▸ **EXERCISE REQUIREMENTS**
Copy each line exactly. Leave nothing out.

▸ **GIVEN RECORDS**
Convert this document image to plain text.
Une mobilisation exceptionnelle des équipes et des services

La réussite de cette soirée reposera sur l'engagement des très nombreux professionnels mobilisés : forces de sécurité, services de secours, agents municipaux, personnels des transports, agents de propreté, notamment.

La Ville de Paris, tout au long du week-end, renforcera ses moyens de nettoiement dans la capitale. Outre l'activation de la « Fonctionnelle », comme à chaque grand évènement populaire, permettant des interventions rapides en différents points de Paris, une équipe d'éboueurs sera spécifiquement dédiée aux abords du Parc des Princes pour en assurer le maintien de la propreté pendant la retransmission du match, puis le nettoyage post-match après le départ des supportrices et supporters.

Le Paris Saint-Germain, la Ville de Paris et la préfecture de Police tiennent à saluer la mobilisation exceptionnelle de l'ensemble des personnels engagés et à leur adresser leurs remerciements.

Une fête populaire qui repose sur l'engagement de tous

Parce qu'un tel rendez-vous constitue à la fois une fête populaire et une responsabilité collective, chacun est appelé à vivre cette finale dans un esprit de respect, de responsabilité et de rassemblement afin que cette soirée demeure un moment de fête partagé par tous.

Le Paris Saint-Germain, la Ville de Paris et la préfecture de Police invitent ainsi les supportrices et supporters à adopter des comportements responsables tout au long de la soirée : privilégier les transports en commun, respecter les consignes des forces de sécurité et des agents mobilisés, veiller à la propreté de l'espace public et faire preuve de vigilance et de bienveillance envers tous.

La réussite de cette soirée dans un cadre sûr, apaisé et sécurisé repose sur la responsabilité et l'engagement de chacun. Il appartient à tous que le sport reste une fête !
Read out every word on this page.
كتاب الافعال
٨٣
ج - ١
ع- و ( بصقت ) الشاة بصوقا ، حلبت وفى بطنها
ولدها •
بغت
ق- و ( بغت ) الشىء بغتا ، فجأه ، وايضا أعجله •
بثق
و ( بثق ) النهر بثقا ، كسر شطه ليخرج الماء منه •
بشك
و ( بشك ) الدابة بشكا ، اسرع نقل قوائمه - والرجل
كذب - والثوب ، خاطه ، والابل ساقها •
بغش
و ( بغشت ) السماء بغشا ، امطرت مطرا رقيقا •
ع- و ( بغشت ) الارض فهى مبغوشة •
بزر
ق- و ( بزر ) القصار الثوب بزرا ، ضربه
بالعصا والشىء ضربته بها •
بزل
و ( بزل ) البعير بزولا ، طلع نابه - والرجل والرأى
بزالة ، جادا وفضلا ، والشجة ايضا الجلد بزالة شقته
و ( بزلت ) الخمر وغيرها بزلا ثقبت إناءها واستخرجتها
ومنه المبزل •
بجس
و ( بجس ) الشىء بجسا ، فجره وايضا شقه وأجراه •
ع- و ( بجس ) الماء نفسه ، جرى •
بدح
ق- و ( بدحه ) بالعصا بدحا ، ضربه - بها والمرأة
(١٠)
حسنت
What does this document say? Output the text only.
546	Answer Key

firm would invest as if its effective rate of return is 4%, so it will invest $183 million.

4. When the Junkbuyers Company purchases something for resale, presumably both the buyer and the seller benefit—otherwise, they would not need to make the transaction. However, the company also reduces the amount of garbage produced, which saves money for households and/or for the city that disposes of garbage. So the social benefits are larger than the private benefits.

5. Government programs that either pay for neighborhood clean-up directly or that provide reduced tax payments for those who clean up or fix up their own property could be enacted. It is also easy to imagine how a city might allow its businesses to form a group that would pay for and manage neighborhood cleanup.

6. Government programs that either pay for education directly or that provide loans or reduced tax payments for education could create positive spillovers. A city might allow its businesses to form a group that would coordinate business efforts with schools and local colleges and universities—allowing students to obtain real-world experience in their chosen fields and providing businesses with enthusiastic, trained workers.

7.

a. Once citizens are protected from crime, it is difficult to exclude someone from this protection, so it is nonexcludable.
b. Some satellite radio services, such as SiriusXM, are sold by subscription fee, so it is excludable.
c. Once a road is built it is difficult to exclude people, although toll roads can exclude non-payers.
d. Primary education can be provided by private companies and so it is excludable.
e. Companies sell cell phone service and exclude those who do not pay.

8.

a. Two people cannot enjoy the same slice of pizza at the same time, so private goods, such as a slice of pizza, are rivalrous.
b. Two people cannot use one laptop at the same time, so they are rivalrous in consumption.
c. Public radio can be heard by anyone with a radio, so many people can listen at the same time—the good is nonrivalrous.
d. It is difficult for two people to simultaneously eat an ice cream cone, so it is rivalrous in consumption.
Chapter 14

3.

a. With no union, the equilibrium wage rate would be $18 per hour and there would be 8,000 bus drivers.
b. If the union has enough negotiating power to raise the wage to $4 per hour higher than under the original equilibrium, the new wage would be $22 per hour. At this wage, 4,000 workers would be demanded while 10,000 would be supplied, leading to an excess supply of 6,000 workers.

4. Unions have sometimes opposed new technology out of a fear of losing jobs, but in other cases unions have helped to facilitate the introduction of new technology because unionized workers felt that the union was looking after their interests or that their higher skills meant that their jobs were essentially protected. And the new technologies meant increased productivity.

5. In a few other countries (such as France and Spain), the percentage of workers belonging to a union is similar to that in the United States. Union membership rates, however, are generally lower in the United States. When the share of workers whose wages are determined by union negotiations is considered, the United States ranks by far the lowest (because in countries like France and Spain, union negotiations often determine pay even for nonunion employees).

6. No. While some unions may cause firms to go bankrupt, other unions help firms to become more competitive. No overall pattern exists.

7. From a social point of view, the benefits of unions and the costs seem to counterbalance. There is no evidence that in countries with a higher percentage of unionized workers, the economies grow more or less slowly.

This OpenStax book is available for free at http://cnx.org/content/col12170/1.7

▸ **RESULT OF THE EXERCISE**
Convert this document image to plain text.
Une mobilisation exceptionnelle des équipes et des services

La réussite de cette soirée reposera sur l'engagement des très nombreux professionnels mobilisés : forces de sécurité, services de secours, agents municipaux, personnels des transports, agents de propreté, notamment.

La Ville de Paris, tout au long du week-end, renforcera ses moyens de nettoiement dans la capitale. Outre l'activation de la « Fonctionnelle », comme à chaque grand évènement populaire, permettant des interventions rapides en différents points de Paris, une équipe d'éboueurs sera spécifiquement dédiée aux abords du Parc des Princes pour en assurer le maintien de la propreté pendant la retransmission du match, puis le nettoyage post-match après le départ des supportrices et supporters.

Le Paris Saint-Germain, la Ville de Paris et la préfecture de Police tiennent à saluer la mobilisation exceptionnelle de l'ensemble des personnels engagés et à leur adresser leurs remerciements.

Une fête populaire qui repose sur l'engagement de tous

Parce qu'un tel rendez-vous constitue à la fois une fête populaire et une responsabilité collective, chacun est appelé à vivre cette finale dans un esprit de respect, de responsabilité et de rassemblement afin que cette soirée demeure un moment de fête partagé par tous.

Le Paris Saint-Germain, la Ville de Paris et la préfecture de Police invitent ainsi les supportrices et supporters à adopter des comportements responsables tout au long de la soirée : privilégier les transports en commun, respecter les consignes des forces de sécurité et des agents mobilisés, veiller à la propreté de l'espace public et faire preuve de vigilance et de bienveillance envers tous.

La réussite de cette soirée dans un cadre sûr, apaisé et sécurisé repose sur la responsabilité et l'engagement de chacun. Il appartient à tous que le sport reste une fête !
Read out every word on this page.
كتاب الافعال
٨٣
ج - ١
ع- و ( بصقت ) الشاة بصوقا ، حلبت وفى بطنها
ولدها •
بغت
ق- و ( بغت ) الشىء بغتا ، فجأه ، وايضا أعجله •
بثق
و ( بثق ) النهر بثقا ، كسر شطه ليخرج الماء منه •
بشك
و ( بشك ) الدابة بشكا ، اسرع نقل قوائمه - والرجل
كذب - والثوب ، خاطه ، والابل ساقها •
بغش
و ( بغشت ) السماء بغشا ، امطرت مطرا رقيقا •
ع- و ( بغشت ) الارض فهى مبغوشة •
بزر
ق- و ( بزر ) القصار الثوب بزرا ، ضربه
بالعصا والشىء ضربته بها •
بزل
و ( بزل ) البعير بزولا ، طلع نابه - والرجل والرأى
بزالة ، جادا وفضلا ، والشجة ايضا الجلد بزالة شقته
و ( بزلت ) الخمر وغيرها بزلا ثقبت إناءها واستخرجتها
ومنه المبزل •
بجس
و ( بجس ) الشىء بجسا ، فجره وايضا شقه وأجراه •
ع- و ( بجس ) الماء نفسه ، جرى •
بدح
ق- و ( بدحه ) بالعصا بدحا ، ضربه - بها والمرأة
(١٠)
حسنت
What does this document say? Output the text only.
546	Answer Key

firm would invest as if its effective rate of return is 4%, so it will invest $183 million.

4. When the Junkbuyers Company purchases something for resale, presumably both the buyer and the seller benefit—otherwise, they would not need to make the transaction. However, the company also reduces the amount of garbage produced, which saves money for households and/or for the city that disposes of garbage. So the social benefits are larger than the private benefits.

5. Government programs that either pay for neighborhood clean-up directly or that provide reduced tax payments for those who clean up or fix up their own property could be enacted. It is also easy to imagine how a city might allow its businesses to form a group that would pay for and manage neighborhood cleanup.

6. Government programs that either pay for education directly or that provide loans or reduced tax payments for education could create positive spillovers. A city might allow its businesses to form a group that would coordinate business efforts with schools and local colleges and universities—allowing students to obtain real-world experience in their chosen fields and providing businesses with enthusiastic, trained workers.

7.

a. Once citizens are protected from crime, it is difficult to exclude someone from this protection, so it is nonexcludable.
b. Some satellite radio services, such as SiriusXM, are sold by subscription fee, so it is excludable.
c. Once a road is built it is difficult to exclude people, although toll roads can exclude non-payers.
d. Primary education can be provided by private companies and so it is excludable.
e. Companies sell cell phone service and exclude those who do not pay.

8.

a. Two people cannot enjoy the same slice of pizza at the same time, so private goods, such as a slice of pizza, are rivalrous.
b. Two people cannot use one laptop at the same time, so they are rivalrous in consumption.
c. Public radio can be heard by anyone with a radio, so many people can listen at the same time—the good is nonrivalrous.
d. It is difficult for two people to simultaneously eat an ice cream cone, so it is rivalrous in consumption.
Chapter 14

3.

a. With no union, the equilibrium wage rate would be $18 per hour and there would be 8,000 bus drivers.
b. If the union has enough negotiating power to raise the wage to $4 per hour higher than under the original equilibrium, the new wage would be $22 per hour. At this wage, 4,000 workers would be demanded while 10,000 would be supplied, leading to an excess supply of 6,000 workers.

4. Unions have sometimes opposed new technology out of a fear of losing jobs, but in other cases unions have helped to facilitate the introduction of new technology because unionized workers felt that the union was looking after their interests or that their higher skills meant that their jobs were essentially protected. And the new technologies meant increased productivity.

5. In a few other countries (such as France and Spain), the percentage of workers belonging to a union is similar to that in the United States. Union membership rates, however, are generally lower in the United States. When the share of workers whose wages are determined by union negotiations is considered, the United States ranks by far the lowest (because in countries like France and Spain, union negotiations often determine pay even for nonunion employees).

6. No. While some unions may cause firms to go bankrupt, other unions help firms to become more competitive. No overall pattern exists.

7. From a social point of view, the benefits of unions and the costs seem to counterbalance. There is no evidence that in countries with a higher percentage of unionized workers, the economies grow more or less slowly.

This OpenStax book is available for free at http://cnx.org/content/col12170/1.7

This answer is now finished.